Written problem: Extract the text of every entry below exactly; leave images out.

Data records:
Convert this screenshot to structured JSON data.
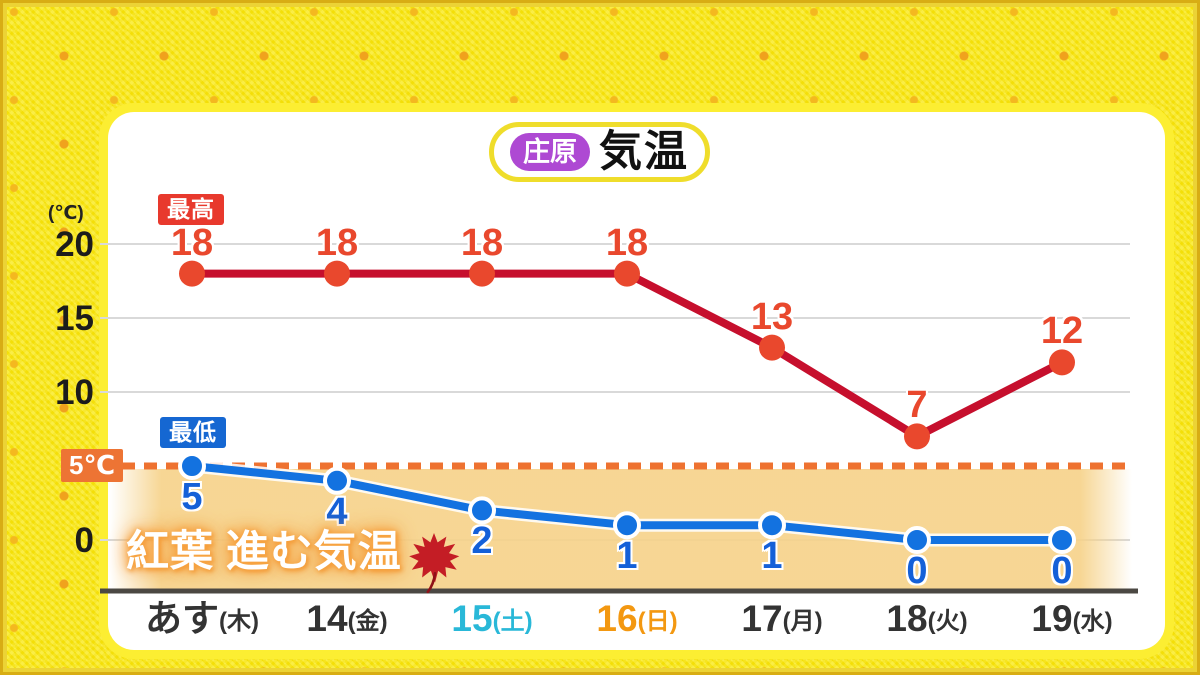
{
  "title": {
    "location": "庄原",
    "label": "気温"
  },
  "y_axis": {
    "unit": "(℃)",
    "ticks": [
      20,
      15,
      10,
      0
    ]
  },
  "threshold": {
    "label": "5℃",
    "value": 5
  },
  "legend": {
    "max_label": "最高",
    "min_label": "最低"
  },
  "annotation": {
    "text": "紅葉 進む気温",
    "icon": "maple-leaf-icon"
  },
  "chart_data": {
    "type": "line",
    "categories": [
      {
        "label": "あす",
        "suffix": "(木)",
        "color": "#333333"
      },
      {
        "label": "14",
        "suffix": "(金)",
        "color": "#333333"
      },
      {
        "label": "15",
        "suffix": "(土)",
        "color": "#29b8d8"
      },
      {
        "label": "16",
        "suffix": "(日)",
        "color": "#f39811"
      },
      {
        "label": "17",
        "suffix": "(月)",
        "color": "#333333"
      },
      {
        "label": "18",
        "suffix": "(火)",
        "color": "#333333"
      },
      {
        "label": "19",
        "suffix": "(水)",
        "color": "#333333"
      }
    ],
    "series": [
      {
        "name": "最高",
        "values": [
          18,
          18,
          18,
          18,
          13,
          7,
          12
        ],
        "line_color": "#c60f2d",
        "point_color": "#e9482d",
        "label_color": "#e9482d",
        "label_position": "above"
      },
      {
        "name": "最低",
        "values": [
          5,
          4,
          2,
          1,
          1,
          0,
          0
        ],
        "line_color": "#1372e0",
        "point_color": "#1372e0",
        "label_color": "#1460d8",
        "label_position": "below"
      }
    ],
    "ylim": [
      -3.4,
      22.2
    ],
    "grid": true,
    "threshold_line": {
      "value": 5,
      "color": "#ee7230",
      "style": "dashed"
    },
    "shaded_band": {
      "from_value": 5,
      "to_value": -3.4,
      "color": "#f6d289"
    }
  },
  "colors": {
    "frame_yellow": "#f8e60a",
    "frame_dot_orange": "#f0a21d",
    "panel_white": "#ffffff",
    "title_purple": "#ae49d3",
    "pill_border_yellow": "#efdd2b",
    "max_red_box": "#e8392d",
    "max_line_red": "#c60f2d",
    "min_blue": "#1372e0",
    "threshold_orange": "#ed7434",
    "band_orange": "#f6d289",
    "axis_dark": "#4b4843",
    "grid_gray": "#d9d9d9"
  }
}
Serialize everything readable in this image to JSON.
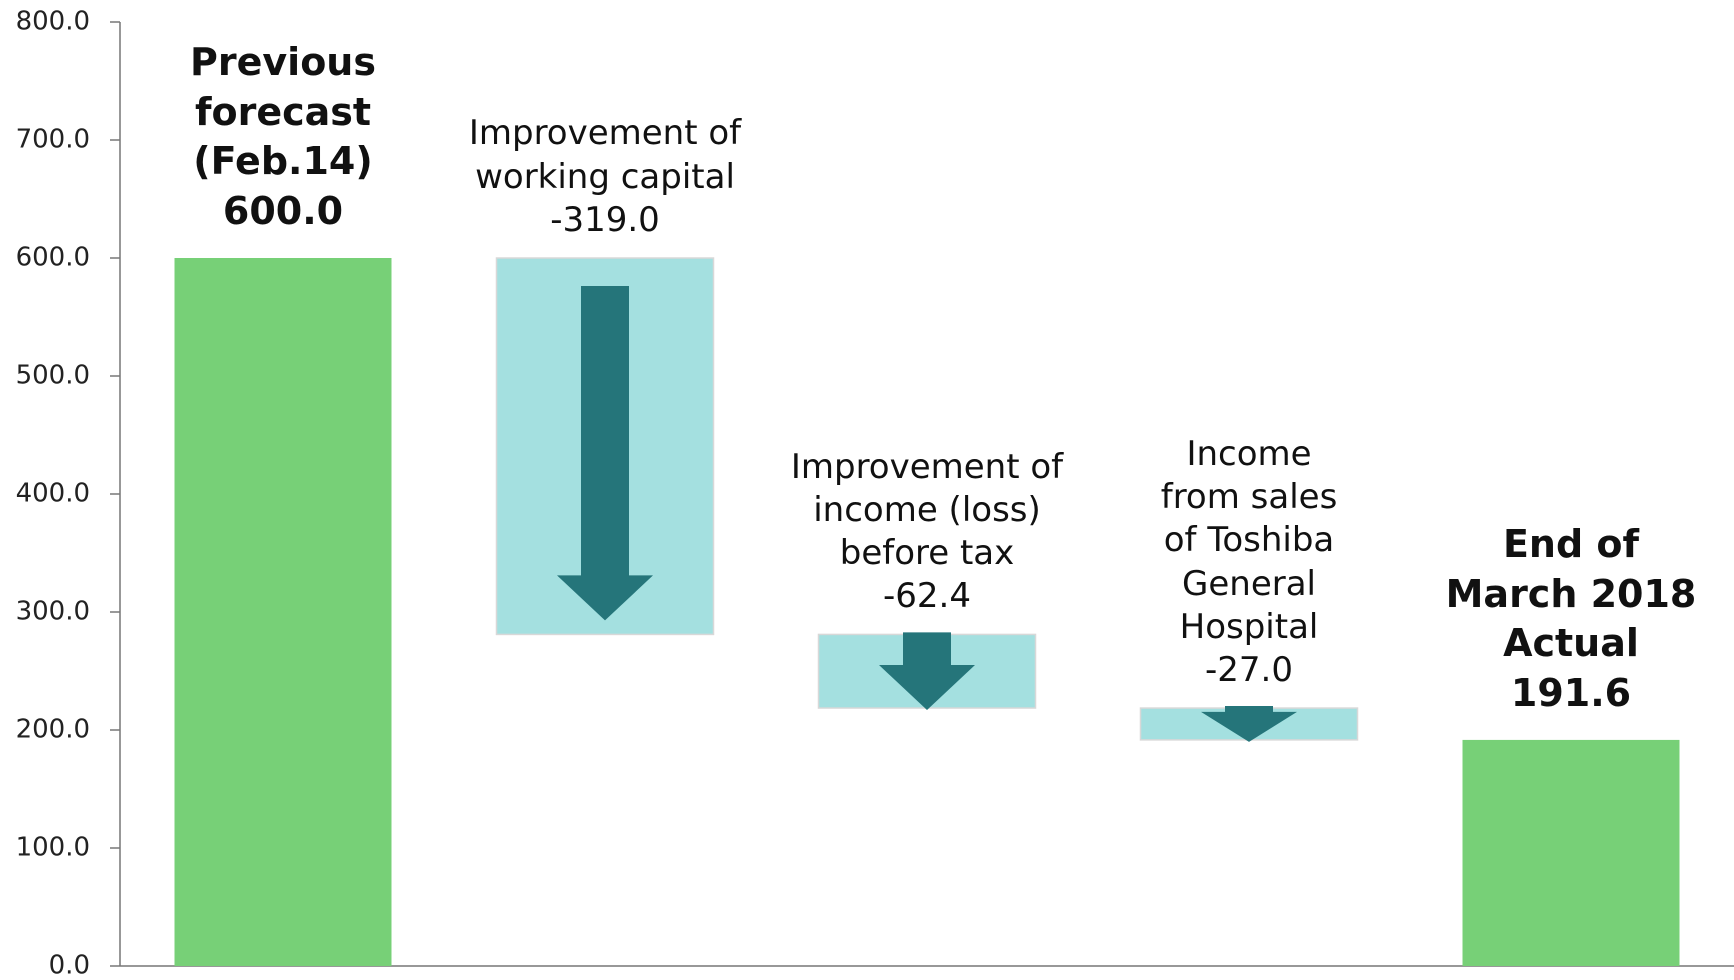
{
  "chart_data": {
    "type": "waterfall",
    "categories": [
      "Previous forecast (Feb.14)",
      "Improvement of working capital",
      "Improvement of income (loss) before tax",
      "Income from sales of Toshiba General Hospital",
      "End of March 2018 Actual"
    ],
    "values": [
      600,
      -319,
      -62.4,
      -27,
      191.6
    ],
    "value_labels": [
      "600.0",
      "-319.0",
      "-62.4",
      "-27.0",
      "191.6"
    ],
    "color": "#77d077",
    "change_color": "#a4e0e0",
    "arrow_color": "#25757a",
    "ylim": [
      0,
      800
    ],
    "yticks": [
      {
        "value": 0,
        "label": "0.0"
      },
      {
        "value": 100,
        "label": "100.0"
      },
      {
        "value": 200,
        "label": "200.0"
      },
      {
        "value": 300,
        "label": "300.0"
      },
      {
        "value": 400,
        "label": "400.0"
      },
      {
        "value": 500,
        "label": "500.0"
      },
      {
        "value": 600,
        "label": "600.0"
      },
      {
        "value": 700,
        "label": "700.0"
      },
      {
        "value": 800,
        "label": "800.0"
      }
    ]
  }
}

Correct answer:
Convert this screenshot to structured JSON data.
{
  "title": {
    "location": "庄原",
    "label": "気温"
  },
  "y_axis": {
    "unit": "(℃)",
    "ticks": [
      20,
      15,
      10,
      0
    ]
  },
  "threshold": {
    "label": "5℃",
    "value": 5
  },
  "legend": {
    "max_label": "最高",
    "min_label": "最低"
  },
  "annotation": {
    "text": "紅葉 進む気温",
    "icon": "maple-leaf-icon"
  },
  "chart_data": {
    "type": "line",
    "categories": [
      {
        "label": "あす",
        "suffix": "(木)",
        "color": "#333333"
      },
      {
        "label": "14",
        "suffix": "(金)",
        "color": "#333333"
      },
      {
        "label": "15",
        "suffix": "(土)",
        "color": "#29b8d8"
      },
      {
        "label": "16",
        "suffix": "(日)",
        "color": "#f39811"
      },
      {
        "label": "17",
        "suffix": "(月)",
        "color": "#333333"
      },
      {
        "label": "18",
        "suffix": "(火)",
        "color": "#333333"
      },
      {
        "label": "19",
        "suffix": "(水)",
        "color": "#333333"
      }
    ],
    "series": [
      {
        "name": "最高",
        "values": [
          18,
          18,
          18,
          18,
          13,
          7,
          12
        ],
        "line_color": "#c60f2d",
        "point_color": "#e9482d",
        "label_color": "#e9482d",
        "label_position": "above"
      },
      {
        "name": "最低",
        "values": [
          5,
          4,
          2,
          1,
          1,
          0,
          0
        ],
        "line_color": "#1372e0",
        "point_color": "#1372e0",
        "label_color": "#1460d8",
        "label_position": "below"
      }
    ],
    "ylim": [
      -3.4,
      22.2
    ],
    "grid": true,
    "threshold_line": {
      "value": 5,
      "color": "#ee7230",
      "style": "dashed"
    },
    "shaded_band": {
      "from_value": 5,
      "to_value": -3.4,
      "color": "#f6d289"
    }
  },
  "colors": {
    "frame_yellow": "#f8e60a",
    "frame_dot_orange": "#f0a21d",
    "panel_white": "#ffffff",
    "title_purple": "#ae49d3",
    "pill_border_yellow": "#efdd2b",
    "max_red_box": "#e8392d",
    "max_line_red": "#c60f2d",
    "min_blue": "#1372e0",
    "threshold_orange": "#ed7434",
    "band_orange": "#f6d289",
    "axis_dark": "#4b4843",
    "grid_gray": "#d9d9d9"
  }
}
Serialize everything readable in this image to JSON.
{
  "chart_data": {
    "type": "waterfall",
    "categories": [
      "Previous forecast (Feb.14)",
      "Improvement of working capital",
      "Improvement of income (loss) before tax",
      "Income from sales of Toshiba General Hospital",
      "End of March 2018 Actual"
    ],
    "values": [
      600,
      -319,
      -62.4,
      -27,
      191.6
    ],
    "value_labels": [
      "600.0",
      "-319.0",
      "-62.4",
      "-27.0",
      "191.6"
    ],
    "color": "#77d077",
    "change_color": "#a4e0e0",
    "arrow_color": "#25757a",
    "ylim": [
      0,
      800
    ],
    "yticks": [
      {
        "value": 0,
        "label": "0.0"
      },
      {
        "value": 100,
        "label": "100.0"
      },
      {
        "value": 200,
        "label": "200.0"
      },
      {
        "value": 300,
        "label": "300.0"
      },
      {
        "value": 400,
        "label": "400.0"
      },
      {
        "value": 500,
        "label": "500.0"
      },
      {
        "value": 600,
        "label": "600.0"
      },
      {
        "value": 700,
        "label": "700.0"
      },
      {
        "value": 800,
        "label": "800.0"
      }
    ]
  }
}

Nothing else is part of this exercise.